**What to produce**
Pick out the lines containing "People".

####

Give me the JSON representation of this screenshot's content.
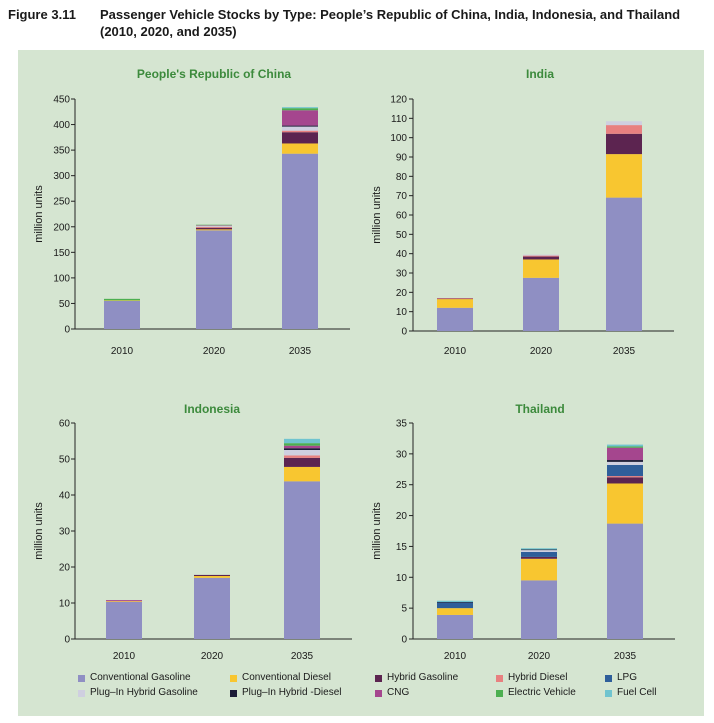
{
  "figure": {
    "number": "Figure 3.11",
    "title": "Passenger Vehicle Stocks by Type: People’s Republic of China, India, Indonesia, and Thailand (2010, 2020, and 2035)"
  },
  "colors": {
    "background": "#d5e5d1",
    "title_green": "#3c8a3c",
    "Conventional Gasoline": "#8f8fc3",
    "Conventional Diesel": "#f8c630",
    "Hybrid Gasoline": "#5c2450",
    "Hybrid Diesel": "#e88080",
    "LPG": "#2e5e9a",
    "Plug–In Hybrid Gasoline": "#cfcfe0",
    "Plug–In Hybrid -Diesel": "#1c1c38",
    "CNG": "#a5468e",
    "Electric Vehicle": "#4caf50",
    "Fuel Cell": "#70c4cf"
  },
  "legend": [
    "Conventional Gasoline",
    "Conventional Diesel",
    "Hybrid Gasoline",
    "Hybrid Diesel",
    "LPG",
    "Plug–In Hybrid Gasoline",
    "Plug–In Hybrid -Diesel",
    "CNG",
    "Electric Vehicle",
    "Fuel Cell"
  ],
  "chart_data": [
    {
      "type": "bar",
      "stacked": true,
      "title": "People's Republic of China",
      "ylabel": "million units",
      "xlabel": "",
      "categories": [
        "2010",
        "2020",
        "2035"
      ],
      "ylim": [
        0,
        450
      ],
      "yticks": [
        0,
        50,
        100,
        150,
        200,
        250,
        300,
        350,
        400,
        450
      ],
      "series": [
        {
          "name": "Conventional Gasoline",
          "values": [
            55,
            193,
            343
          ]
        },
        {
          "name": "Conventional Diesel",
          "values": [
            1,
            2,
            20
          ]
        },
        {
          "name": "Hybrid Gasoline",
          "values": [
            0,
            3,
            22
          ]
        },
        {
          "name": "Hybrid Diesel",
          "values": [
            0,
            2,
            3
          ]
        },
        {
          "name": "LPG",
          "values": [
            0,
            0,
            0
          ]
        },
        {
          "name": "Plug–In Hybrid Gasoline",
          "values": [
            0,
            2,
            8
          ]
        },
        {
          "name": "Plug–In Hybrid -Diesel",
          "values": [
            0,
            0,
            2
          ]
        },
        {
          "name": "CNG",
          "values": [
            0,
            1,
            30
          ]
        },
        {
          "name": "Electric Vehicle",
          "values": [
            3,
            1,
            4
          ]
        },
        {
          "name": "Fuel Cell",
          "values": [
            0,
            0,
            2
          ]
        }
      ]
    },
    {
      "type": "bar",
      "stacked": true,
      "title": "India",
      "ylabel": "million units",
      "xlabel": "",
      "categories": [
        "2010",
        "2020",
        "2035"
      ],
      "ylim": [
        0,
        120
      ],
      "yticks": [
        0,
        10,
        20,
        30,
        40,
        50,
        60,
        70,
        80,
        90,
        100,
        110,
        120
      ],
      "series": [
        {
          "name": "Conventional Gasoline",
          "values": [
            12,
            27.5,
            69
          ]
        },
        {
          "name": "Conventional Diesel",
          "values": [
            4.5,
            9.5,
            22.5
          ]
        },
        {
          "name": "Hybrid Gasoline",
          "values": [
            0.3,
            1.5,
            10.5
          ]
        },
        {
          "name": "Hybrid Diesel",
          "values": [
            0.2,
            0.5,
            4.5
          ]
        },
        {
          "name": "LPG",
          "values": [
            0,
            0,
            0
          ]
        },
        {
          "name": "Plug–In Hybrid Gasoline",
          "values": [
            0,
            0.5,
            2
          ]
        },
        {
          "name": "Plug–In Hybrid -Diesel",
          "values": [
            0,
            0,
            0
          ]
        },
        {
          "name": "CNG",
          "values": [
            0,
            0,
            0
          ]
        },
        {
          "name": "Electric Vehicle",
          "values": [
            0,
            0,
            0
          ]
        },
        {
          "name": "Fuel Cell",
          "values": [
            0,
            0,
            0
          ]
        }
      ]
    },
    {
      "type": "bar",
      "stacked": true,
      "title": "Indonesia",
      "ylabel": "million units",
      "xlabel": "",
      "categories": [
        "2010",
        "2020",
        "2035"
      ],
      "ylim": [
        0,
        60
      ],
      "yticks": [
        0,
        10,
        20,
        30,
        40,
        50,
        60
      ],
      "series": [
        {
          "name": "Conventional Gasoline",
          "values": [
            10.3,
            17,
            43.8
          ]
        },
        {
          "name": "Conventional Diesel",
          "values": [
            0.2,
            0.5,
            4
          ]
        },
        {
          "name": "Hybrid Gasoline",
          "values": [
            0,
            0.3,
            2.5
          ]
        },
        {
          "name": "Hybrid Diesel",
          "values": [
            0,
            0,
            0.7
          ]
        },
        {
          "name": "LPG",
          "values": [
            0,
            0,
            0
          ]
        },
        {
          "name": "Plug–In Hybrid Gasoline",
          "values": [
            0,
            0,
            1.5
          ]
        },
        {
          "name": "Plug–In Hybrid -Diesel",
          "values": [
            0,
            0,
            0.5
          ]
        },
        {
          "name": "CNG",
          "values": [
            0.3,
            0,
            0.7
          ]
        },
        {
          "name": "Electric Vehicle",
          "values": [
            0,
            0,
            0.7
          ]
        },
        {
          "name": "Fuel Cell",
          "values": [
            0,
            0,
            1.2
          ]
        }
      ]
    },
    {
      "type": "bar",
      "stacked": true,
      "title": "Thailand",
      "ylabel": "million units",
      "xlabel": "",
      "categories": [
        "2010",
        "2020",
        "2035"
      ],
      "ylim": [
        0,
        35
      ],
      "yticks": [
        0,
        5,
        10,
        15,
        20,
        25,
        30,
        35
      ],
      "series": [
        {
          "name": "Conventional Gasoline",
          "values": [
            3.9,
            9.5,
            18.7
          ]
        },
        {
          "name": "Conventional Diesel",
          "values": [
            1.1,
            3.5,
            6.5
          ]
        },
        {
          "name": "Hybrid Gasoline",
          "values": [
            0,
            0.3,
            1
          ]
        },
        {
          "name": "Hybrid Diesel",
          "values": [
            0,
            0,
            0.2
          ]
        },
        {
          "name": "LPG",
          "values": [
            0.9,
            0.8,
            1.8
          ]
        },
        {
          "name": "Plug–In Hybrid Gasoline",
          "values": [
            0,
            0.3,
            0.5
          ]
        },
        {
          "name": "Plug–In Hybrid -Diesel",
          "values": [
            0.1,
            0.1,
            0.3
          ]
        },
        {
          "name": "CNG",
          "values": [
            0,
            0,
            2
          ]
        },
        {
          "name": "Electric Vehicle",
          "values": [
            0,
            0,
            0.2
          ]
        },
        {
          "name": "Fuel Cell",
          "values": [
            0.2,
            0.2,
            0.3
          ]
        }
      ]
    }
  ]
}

####

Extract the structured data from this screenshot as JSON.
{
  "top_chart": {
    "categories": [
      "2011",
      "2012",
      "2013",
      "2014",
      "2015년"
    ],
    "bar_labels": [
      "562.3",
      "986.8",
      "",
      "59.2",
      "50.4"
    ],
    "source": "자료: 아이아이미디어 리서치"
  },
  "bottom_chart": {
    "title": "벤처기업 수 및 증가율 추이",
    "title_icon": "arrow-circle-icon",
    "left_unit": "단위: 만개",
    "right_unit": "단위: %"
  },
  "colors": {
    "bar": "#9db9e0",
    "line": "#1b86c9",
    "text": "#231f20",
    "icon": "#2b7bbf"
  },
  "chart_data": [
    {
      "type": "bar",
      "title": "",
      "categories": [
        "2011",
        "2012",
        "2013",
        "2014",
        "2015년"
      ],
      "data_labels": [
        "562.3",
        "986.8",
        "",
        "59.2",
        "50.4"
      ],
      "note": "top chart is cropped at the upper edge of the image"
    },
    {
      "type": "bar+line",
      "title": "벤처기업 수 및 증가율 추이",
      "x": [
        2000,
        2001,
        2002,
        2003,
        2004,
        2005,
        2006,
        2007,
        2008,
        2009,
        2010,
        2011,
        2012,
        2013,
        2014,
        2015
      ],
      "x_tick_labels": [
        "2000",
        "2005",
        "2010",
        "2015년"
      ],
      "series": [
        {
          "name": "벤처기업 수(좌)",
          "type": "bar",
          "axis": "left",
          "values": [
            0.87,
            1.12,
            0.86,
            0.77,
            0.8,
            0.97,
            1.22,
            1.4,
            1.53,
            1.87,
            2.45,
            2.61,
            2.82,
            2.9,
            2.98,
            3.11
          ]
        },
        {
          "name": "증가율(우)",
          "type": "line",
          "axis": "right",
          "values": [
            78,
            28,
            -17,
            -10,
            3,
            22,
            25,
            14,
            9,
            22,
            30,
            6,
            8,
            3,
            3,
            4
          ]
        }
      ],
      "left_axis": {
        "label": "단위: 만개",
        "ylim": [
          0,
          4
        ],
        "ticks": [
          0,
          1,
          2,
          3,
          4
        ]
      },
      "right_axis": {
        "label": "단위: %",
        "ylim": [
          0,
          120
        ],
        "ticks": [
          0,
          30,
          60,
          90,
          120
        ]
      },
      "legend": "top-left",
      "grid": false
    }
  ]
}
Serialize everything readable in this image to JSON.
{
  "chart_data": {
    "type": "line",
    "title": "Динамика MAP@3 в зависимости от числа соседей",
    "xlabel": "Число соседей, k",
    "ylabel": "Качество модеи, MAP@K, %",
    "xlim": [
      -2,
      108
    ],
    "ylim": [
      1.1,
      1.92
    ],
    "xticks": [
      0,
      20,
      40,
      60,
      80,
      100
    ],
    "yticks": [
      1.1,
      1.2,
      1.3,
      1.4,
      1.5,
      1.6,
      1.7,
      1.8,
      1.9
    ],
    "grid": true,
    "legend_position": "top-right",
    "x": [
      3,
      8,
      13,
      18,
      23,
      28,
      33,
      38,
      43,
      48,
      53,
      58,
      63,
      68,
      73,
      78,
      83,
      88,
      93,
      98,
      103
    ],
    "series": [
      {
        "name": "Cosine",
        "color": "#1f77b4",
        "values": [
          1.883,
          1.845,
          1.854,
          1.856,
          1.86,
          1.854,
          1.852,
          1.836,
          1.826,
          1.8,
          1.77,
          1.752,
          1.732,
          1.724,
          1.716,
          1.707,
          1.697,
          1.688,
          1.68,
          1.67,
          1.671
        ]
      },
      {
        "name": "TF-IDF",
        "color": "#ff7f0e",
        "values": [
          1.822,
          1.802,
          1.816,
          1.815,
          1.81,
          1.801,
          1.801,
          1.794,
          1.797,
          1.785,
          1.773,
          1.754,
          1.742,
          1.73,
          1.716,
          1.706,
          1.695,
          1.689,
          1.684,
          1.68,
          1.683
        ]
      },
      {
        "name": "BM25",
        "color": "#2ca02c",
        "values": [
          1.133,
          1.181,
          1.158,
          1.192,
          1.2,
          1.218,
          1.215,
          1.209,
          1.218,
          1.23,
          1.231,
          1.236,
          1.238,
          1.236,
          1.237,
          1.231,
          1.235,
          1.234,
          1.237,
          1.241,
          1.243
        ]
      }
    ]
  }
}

####

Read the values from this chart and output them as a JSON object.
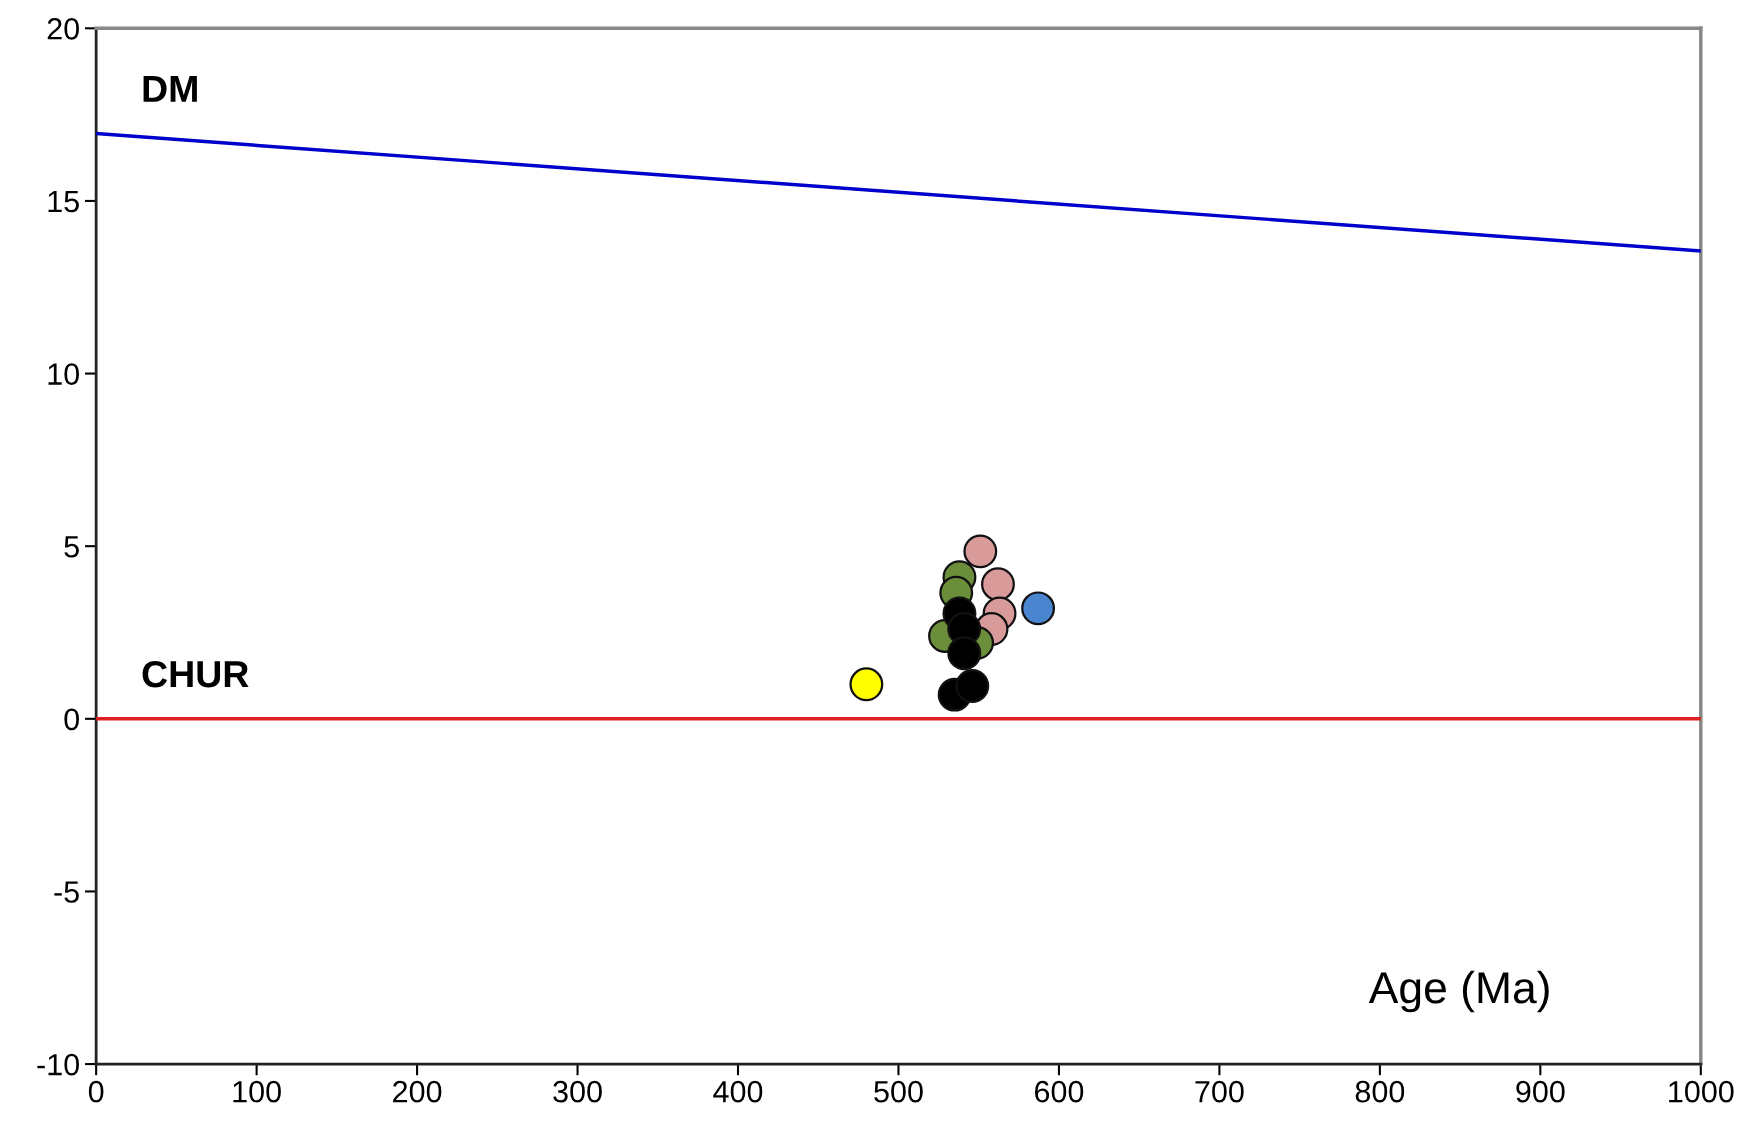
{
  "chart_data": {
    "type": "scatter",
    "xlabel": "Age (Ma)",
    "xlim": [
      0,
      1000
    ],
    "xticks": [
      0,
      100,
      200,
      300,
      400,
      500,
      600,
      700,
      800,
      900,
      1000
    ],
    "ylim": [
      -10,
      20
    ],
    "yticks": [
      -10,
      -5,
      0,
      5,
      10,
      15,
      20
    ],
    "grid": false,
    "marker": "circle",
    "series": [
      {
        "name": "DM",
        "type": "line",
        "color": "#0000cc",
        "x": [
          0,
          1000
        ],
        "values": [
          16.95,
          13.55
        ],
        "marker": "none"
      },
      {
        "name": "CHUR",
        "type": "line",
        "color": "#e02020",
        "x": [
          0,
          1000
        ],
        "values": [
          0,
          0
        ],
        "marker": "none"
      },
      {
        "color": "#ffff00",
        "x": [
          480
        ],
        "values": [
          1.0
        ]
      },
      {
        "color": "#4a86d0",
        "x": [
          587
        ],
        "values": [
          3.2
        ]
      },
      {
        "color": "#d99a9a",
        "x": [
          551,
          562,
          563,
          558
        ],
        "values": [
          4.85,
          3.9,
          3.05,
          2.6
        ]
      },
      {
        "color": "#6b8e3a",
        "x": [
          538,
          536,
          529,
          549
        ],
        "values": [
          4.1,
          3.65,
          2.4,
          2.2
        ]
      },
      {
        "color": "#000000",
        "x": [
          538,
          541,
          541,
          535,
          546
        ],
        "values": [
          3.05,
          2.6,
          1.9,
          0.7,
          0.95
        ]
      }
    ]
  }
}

####

**Response for this exercise**
    "title": "Passenger Vehicle Stocks by Type: People’s Republic of China, India, Indonesia, and Thailand (2010, 2020, and 2035)"
      "title": "People's Republic of China",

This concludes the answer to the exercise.